▶ _Written request_
Report how many lines include the word "icon", and nothing besides that number.

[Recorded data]
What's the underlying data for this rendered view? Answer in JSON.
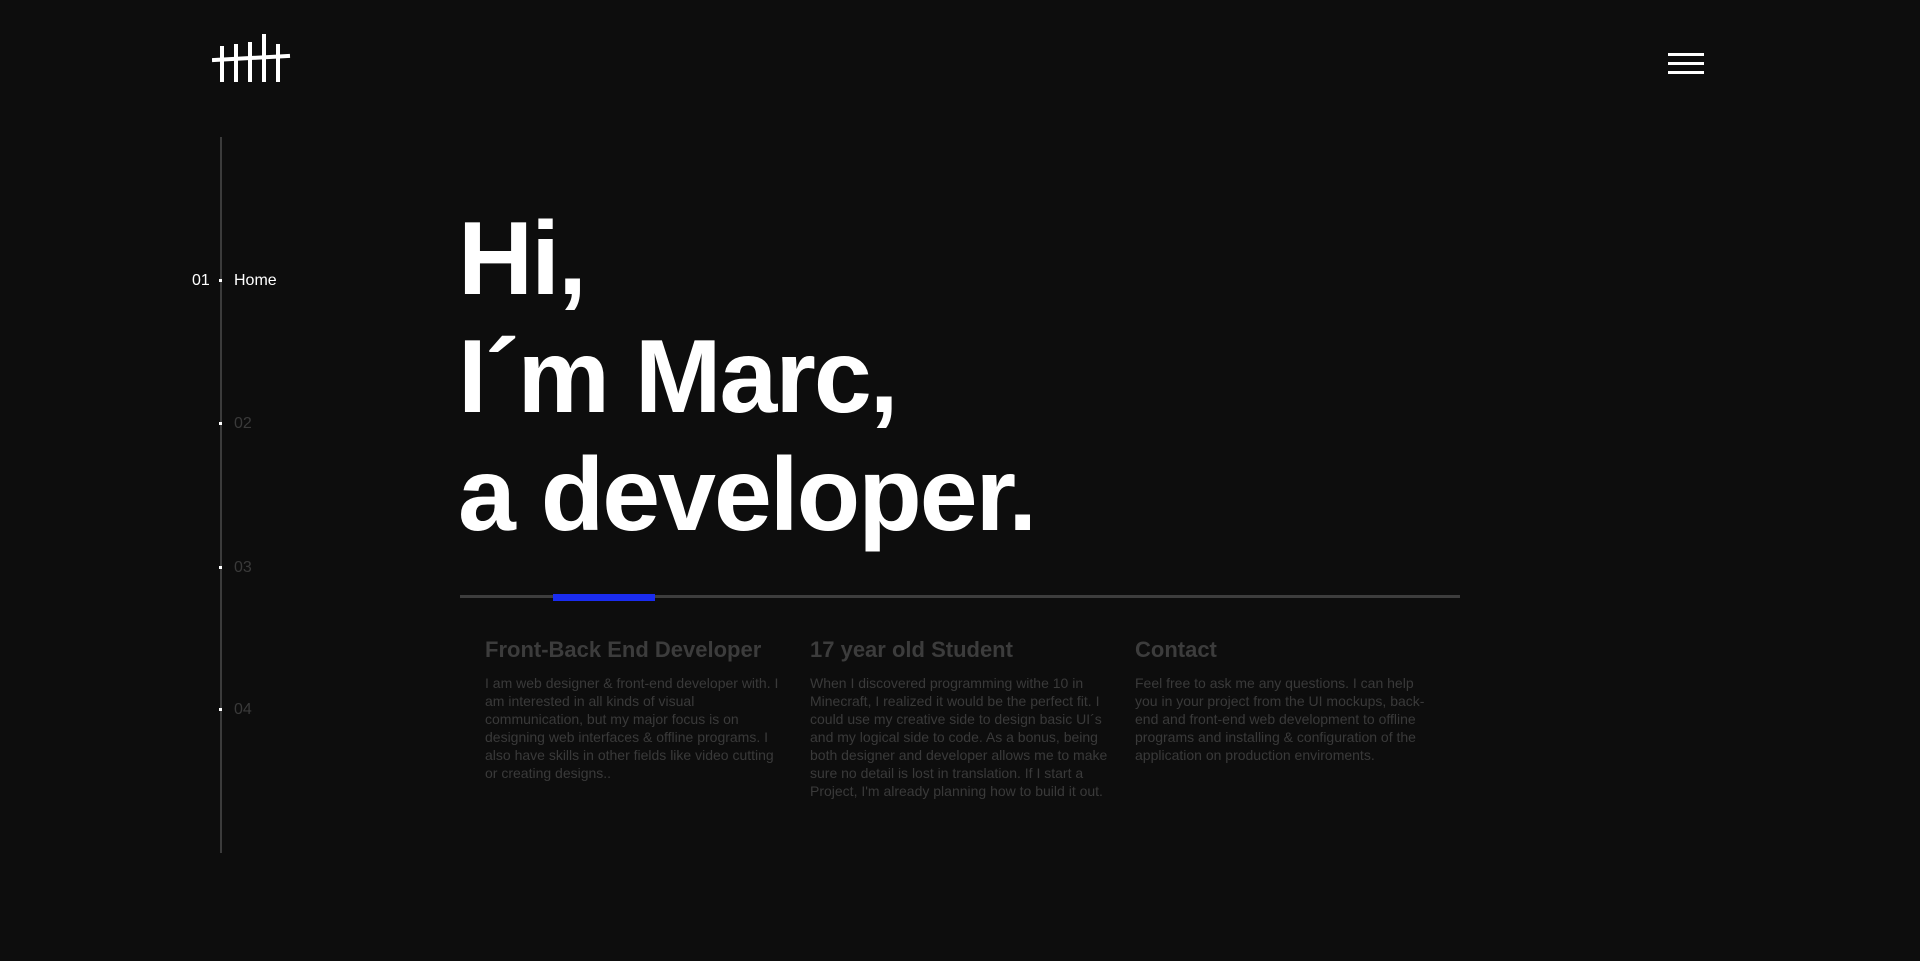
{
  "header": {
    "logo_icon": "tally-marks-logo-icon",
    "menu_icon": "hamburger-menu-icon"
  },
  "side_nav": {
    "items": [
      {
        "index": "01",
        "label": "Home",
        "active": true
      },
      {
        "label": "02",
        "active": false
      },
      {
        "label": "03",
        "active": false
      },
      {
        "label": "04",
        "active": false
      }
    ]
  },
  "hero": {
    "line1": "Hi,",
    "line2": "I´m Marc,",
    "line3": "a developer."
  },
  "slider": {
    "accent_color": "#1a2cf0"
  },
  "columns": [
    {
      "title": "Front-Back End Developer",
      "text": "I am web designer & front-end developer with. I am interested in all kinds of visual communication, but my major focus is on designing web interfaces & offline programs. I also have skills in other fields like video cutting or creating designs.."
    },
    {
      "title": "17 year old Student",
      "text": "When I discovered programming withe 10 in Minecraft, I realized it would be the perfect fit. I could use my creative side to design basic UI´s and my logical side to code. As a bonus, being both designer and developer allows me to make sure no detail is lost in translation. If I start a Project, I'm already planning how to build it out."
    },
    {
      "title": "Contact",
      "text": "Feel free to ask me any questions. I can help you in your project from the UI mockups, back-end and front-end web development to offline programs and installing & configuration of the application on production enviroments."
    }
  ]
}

▶ _Exercise result_
2